> **What needs to be done**: Transcribe each line of the records below exactly, excluding any embedded images.

> **Data supplied**:

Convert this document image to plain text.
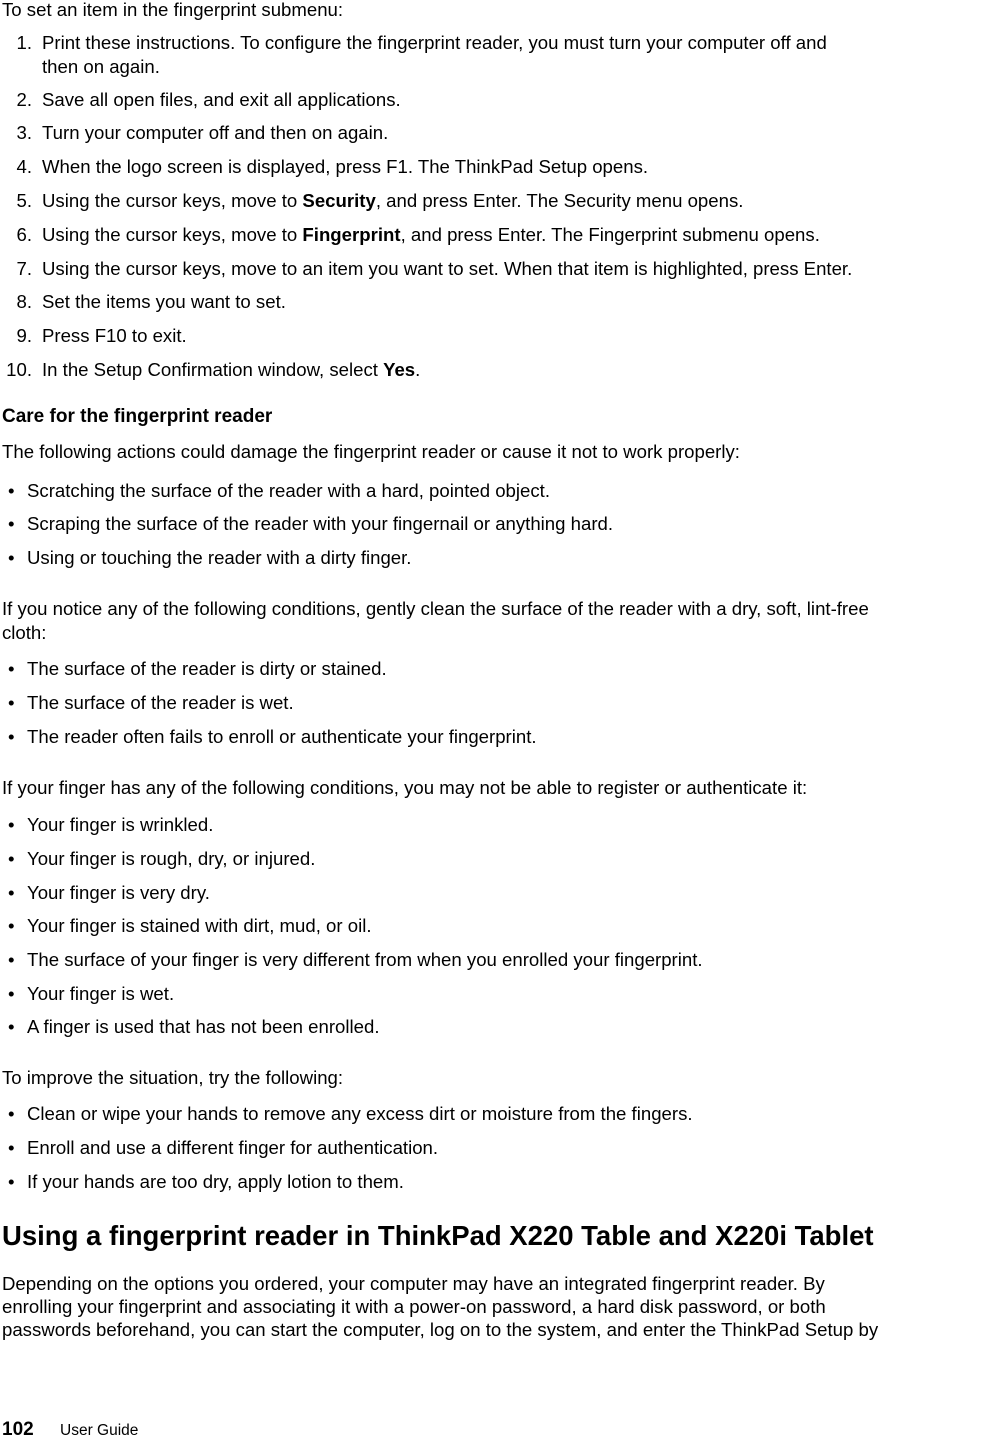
To set an item in the fingerprint submenu:

1. Print these instructions. To configure the fingerprint reader, you must turn your computer off and
then on again.
2. Save all open files, and exit all applications.
3. Turn your computer off and then on again.
4. When the logo screen is displayed, press F1. The ThinkPad Setup opens.
5. Using the cursor keys, move to Security, and press Enter. The Security menu opens.
6. Using the cursor keys, move to Fingerprint, and press Enter. The Fingerprint submenu opens.
7. Using the cursor keys, move to an item you want to set. When that item is highlighted, press Enter.
8. Set the items you want to set.
9. Press F10 to exit.
10. In the Setup Confirmation window, select Yes.
Care for the fingerprint reader

The following actions could damage the fingerprint reader or cause it not to work properly:

• Scratching the surface of the reader with a hard, pointed object.
• Scraping the surface of the reader with your fingernail or anything hard.
• Using or touching the reader with a dirty finger.

If you notice any of the following conditions, gently clean the surface of the reader with a dry, soft, lint-free

cloth:

• The surface of the reader is dirty or stained.
• The surface of the reader is wet.
• The reader often fails to enroll or authenticate your fingerprint.

If your finger has any of the following conditions, you may not be able to register or authenticate it:

• Your finger is wrinkled.
• Your finger is rough, dry, or injured.
• Your finger is very dry.
• Your finger is stained with dirt, mud, or oil.
• The surface of your finger is very different from when you enrolled your fingerprint.
• Your finger is wet.
• A finger is used that has not been enrolled.

To improve the situation, try the following:

• Clean or wipe your hands to remove any excess dirt or moisture from the fingers.
• Enroll and use a different finger for authentication.
• If your hands are too dry, apply lotion to them.
Using a fingerprint reader in ThinkPad X220 Table and X220i Tablet

Depending on the options you ordered, your computer may have an integrated fingerprint reader. By

enrolling your fingerprint and associating it with a power-on password, a hard disk password, or both

passwords beforehand, you can start the computer, log on to the system, and enter the ThinkPad Setup by

102 User Guide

> **Output of the exercise**:
Convert this document image to plain text.
To set an item in the fingerprint submenu:

1. Print these instructions. To configure the fingerprint reader, you must turn your computer off and
then on again.
2. Save all open files, and exit all applications.
3. Turn your computer off and then on again.
4. When the logo screen is displayed, press F1. The ThinkPad Setup opens.
5. Using the cursor keys, move to Security, and press Enter. The Security menu opens.
6. Using the cursor keys, move to Fingerprint, and press Enter. The Fingerprint submenu opens.
7. Using the cursor keys, move to an item you want to set. When that item is highlighted, press Enter.
8. Set the items you want to set.
9. Press F10 to exit.
10. In the Setup Confirmation window, select Yes.
Care for the fingerprint reader

The following actions could damage the fingerprint reader or cause it not to work properly:

• Scratching the surface of the reader with a hard, pointed object.
• Scraping the surface of the reader with your fingernail or anything hard.
• Using or touching the reader with a dirty finger.

If you notice any of the following conditions, gently clean the surface of the reader with a dry, soft, lint-free

cloth:

• The surface of the reader is dirty or stained.
• The surface of the reader is wet.
• The reader often fails to enroll or authenticate your fingerprint.

If your finger has any of the following conditions, you may not be able to register or authenticate it:

• Your finger is wrinkled.
• Your finger is rough, dry, or injured.
• Your finger is very dry.
• Your finger is stained with dirt, mud, or oil.
• The surface of your finger is very different from when you enrolled your fingerprint.
• Your finger is wet.
• A finger is used that has not been enrolled.

To improve the situation, try the following:

• Clean or wipe your hands to remove any excess dirt or moisture from the fingers.
• Enroll and use a different finger for authentication.
• If your hands are too dry, apply lotion to them.
Using a fingerprint reader in ThinkPad X220 Table and X220i Tablet

Depending on the options you ordered, your computer may have an integrated fingerprint reader. By

enrolling your fingerprint and associating it with a power-on password, a hard disk password, or both

passwords beforehand, you can start the computer, log on to the system, and enter the ThinkPad Setup by

102 User Guide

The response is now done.